*** Data section ***

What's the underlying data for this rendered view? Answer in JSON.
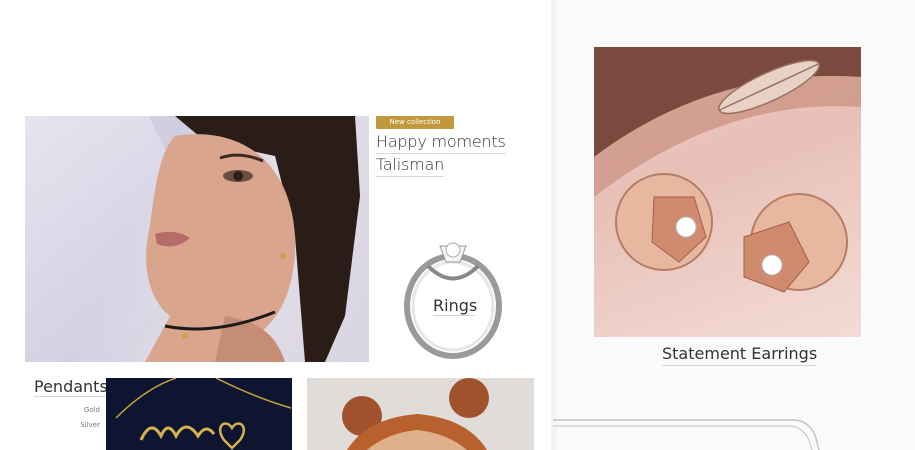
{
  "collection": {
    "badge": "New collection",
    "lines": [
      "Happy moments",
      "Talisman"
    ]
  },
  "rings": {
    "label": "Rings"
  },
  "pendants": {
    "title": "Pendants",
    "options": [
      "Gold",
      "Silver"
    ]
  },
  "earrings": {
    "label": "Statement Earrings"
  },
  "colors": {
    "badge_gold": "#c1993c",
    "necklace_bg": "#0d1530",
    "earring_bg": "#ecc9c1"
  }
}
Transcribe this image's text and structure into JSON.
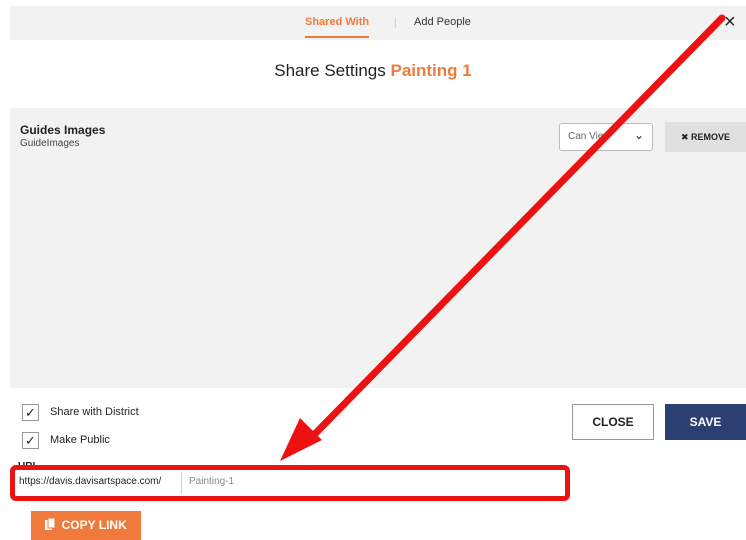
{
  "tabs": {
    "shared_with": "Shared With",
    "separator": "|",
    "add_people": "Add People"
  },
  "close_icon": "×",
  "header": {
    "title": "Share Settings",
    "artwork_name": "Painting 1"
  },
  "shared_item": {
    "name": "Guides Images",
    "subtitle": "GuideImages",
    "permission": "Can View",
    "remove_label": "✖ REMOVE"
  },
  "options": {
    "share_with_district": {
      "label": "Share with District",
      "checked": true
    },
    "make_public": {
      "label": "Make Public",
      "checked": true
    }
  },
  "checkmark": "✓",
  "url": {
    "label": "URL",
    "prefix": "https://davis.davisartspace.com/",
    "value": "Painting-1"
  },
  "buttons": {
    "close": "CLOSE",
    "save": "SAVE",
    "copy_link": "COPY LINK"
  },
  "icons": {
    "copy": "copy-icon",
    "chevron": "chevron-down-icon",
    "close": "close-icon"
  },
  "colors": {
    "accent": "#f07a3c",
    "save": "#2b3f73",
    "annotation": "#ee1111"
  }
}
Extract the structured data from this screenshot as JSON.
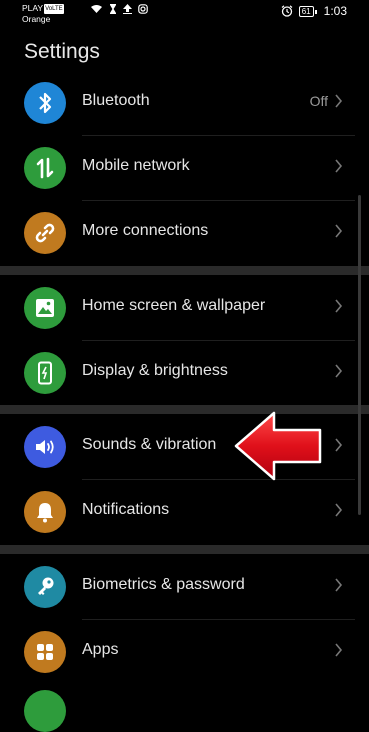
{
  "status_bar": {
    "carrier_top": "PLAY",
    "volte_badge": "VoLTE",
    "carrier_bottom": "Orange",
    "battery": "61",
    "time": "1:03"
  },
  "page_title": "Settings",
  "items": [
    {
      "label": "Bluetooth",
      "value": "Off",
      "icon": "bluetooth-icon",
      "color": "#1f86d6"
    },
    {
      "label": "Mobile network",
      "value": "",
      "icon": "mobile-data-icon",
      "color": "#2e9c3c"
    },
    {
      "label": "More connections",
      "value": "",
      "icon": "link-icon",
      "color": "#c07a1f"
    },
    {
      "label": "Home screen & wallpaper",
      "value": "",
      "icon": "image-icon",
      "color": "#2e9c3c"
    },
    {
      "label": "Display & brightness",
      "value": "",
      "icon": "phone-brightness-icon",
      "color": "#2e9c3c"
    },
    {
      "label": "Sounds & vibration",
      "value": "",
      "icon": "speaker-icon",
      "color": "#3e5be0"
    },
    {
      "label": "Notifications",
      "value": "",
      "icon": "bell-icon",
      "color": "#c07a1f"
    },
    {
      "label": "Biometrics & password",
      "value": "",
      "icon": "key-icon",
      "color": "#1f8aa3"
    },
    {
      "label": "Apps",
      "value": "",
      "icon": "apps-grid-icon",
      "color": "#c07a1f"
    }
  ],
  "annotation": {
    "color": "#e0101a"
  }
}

***

Repeat all the data as it stands, dropping any images it holds.

What's the underlying data for this rendered view? Answer in JSON.
{
  "collection": {
    "badge": "New collection",
    "lines": [
      "Happy moments",
      "Talisman"
    ]
  },
  "rings": {
    "label": "Rings"
  },
  "pendants": {
    "title": "Pendants",
    "options": [
      "Gold",
      "Silver"
    ]
  },
  "earrings": {
    "label": "Statement Earrings"
  },
  "colors": {
    "badge_gold": "#c1993c",
    "necklace_bg": "#0d1530",
    "earring_bg": "#ecc9c1"
  }
}
Transcribe this image's text and structure into JSON.
{
  "tabs": {
    "shared_with": "Shared With",
    "separator": "|",
    "add_people": "Add People"
  },
  "close_icon": "×",
  "header": {
    "title": "Share Settings",
    "artwork_name": "Painting 1"
  },
  "shared_item": {
    "name": "Guides Images",
    "subtitle": "GuideImages",
    "permission": "Can View",
    "remove_label": "✖ REMOVE"
  },
  "options": {
    "share_with_district": {
      "label": "Share with District",
      "checked": true
    },
    "make_public": {
      "label": "Make Public",
      "checked": true
    }
  },
  "checkmark": "✓",
  "url": {
    "label": "URL",
    "prefix": "https://davis.davisartspace.com/",
    "value": "Painting-1"
  },
  "buttons": {
    "close": "CLOSE",
    "save": "SAVE",
    "copy_link": "COPY LINK"
  },
  "icons": {
    "copy": "copy-icon",
    "chevron": "chevron-down-icon",
    "close": "close-icon"
  },
  "colors": {
    "accent": "#f07a3c",
    "save": "#2b3f73",
    "annotation": "#ee1111"
  }
}
Extract the structured data from this screenshot as JSON.
{
  "status_bar": {
    "carrier_top": "PLAY",
    "volte_badge": "VoLTE",
    "carrier_bottom": "Orange",
    "battery": "61",
    "time": "1:03"
  },
  "page_title": "Settings",
  "items": [
    {
      "label": "Bluetooth",
      "value": "Off",
      "icon": "bluetooth-icon",
      "color": "#1f86d6"
    },
    {
      "label": "Mobile network",
      "value": "",
      "icon": "mobile-data-icon",
      "color": "#2e9c3c"
    },
    {
      "label": "More connections",
      "value": "",
      "icon": "link-icon",
      "color": "#c07a1f"
    },
    {
      "label": "Home screen & wallpaper",
      "value": "",
      "icon": "image-icon",
      "color": "#2e9c3c"
    },
    {
      "label": "Display & brightness",
      "value": "",
      "icon": "phone-brightness-icon",
      "color": "#2e9c3c"
    },
    {
      "label": "Sounds & vibration",
      "value": "",
      "icon": "speaker-icon",
      "color": "#3e5be0"
    },
    {
      "label": "Notifications",
      "value": "",
      "icon": "bell-icon",
      "color": "#c07a1f"
    },
    {
      "label": "Biometrics & password",
      "value": "",
      "icon": "key-icon",
      "color": "#1f8aa3"
    },
    {
      "label": "Apps",
      "value": "",
      "icon": "apps-grid-icon",
      "color": "#c07a1f"
    }
  ],
  "annotation": {
    "color": "#e0101a"
  }
}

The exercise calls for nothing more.